SUPPLIED RECORDS:

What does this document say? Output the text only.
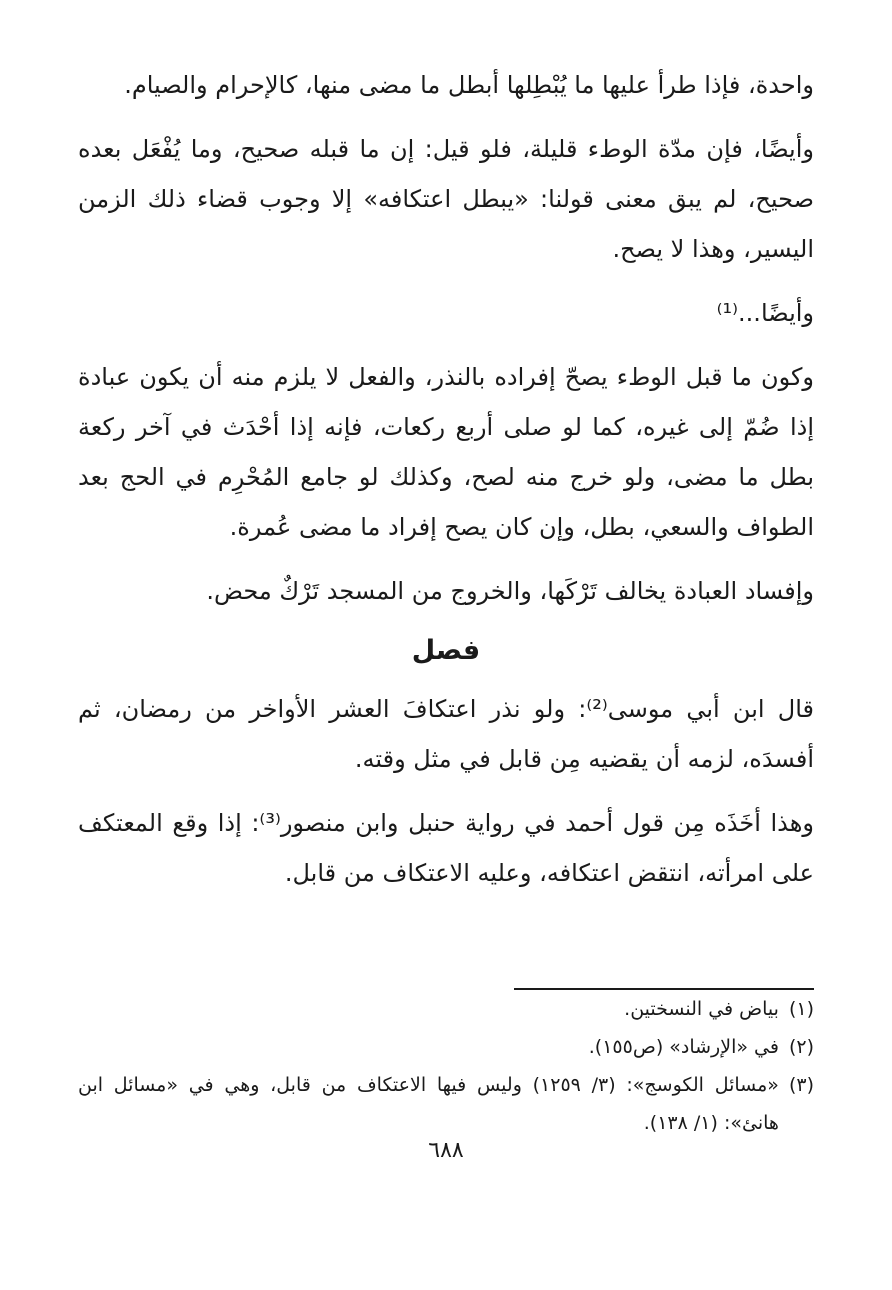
واحدة، فإذا طرأ عليها ما يُبْطِلها أبطل ما مضى منها، كالإحرام والصيام.

وأيضًا، فإن مدّة الوطء قليلة، فلو قيل: إن ما قبله صحيح، وما يُفْعَل بعده صحيح، لم يبق معنى قولنا: «يبطل اعتكافه» إلا وجوب قضاء ذلك الزمن اليسير، وهذا لا يصح.

وأيضًا...⁽¹⁾

وكون ما قبل الوطء يصحّ إفراده بالنذر، والفعل لا يلزم منه أن يكون عبادة إذا ضُمّ إلى غيره، كما لو صلى أربع ركعات، فإنه إذا أحْدَث في آخر ركعة بطل ما مضى، ولو خرج منه لصح، وكذلك لو جامع المُحْرِم في الحج بعد الطواف والسعي، بطل، وإن كان يصح إفراد ما مضى عُمرة.

وإفساد العبادة يخالف تَرْكَها، والخروج من المسجد تَرْكٌ محض.

فصل

قال ابن أبي موسى⁽²⁾: ولو نذر اعتكافَ العشر الأواخر من رمضان، ثم أفسدَه، لزمه أن يقضيه مِن قابل في مثل وقته.

وهذا أخَذَه مِن قول أحمد في رواية حنبل وابن منصور⁽³⁾: إذا وقع المعتكف على امرأته، انتقض اعتكافه، وعليه الاعتكاف من قابل.

(١)
بياض في النسختين.
(٢)
في «الإرشاد» (ص١٥٥).
(٣)
«مسائل الكوسج»: (٣/ ١٢٥٩) وليس فيها الاعتكاف من قابل، وهي في «مسائل ابن هانئ»: (١/ ١٣٨).
٦٨٨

WHAT THE TASK REQUIRES: Find every line that has "اعتكافه" in it, then return those lines.

WORKED SOLUTION:
وأيضًا، فإن مدّة الوطء قليلة، فلو قيل: إن ما قبله صحيح، وما يُفْعَل بعده صحيح، لم يبق معنى قولنا: «يبطل اعتكافه» إلا وجوب قضاء ذلك الزمن اليسير، وهذا لا يصح.
وهذا أخَذَه مِن قول أحمد في رواية حنبل وابن منصور⁽³⁾: إذا وقع المعتكف على امرأته، انتقض اعتكافه، وعليه الاعتكاف من قابل.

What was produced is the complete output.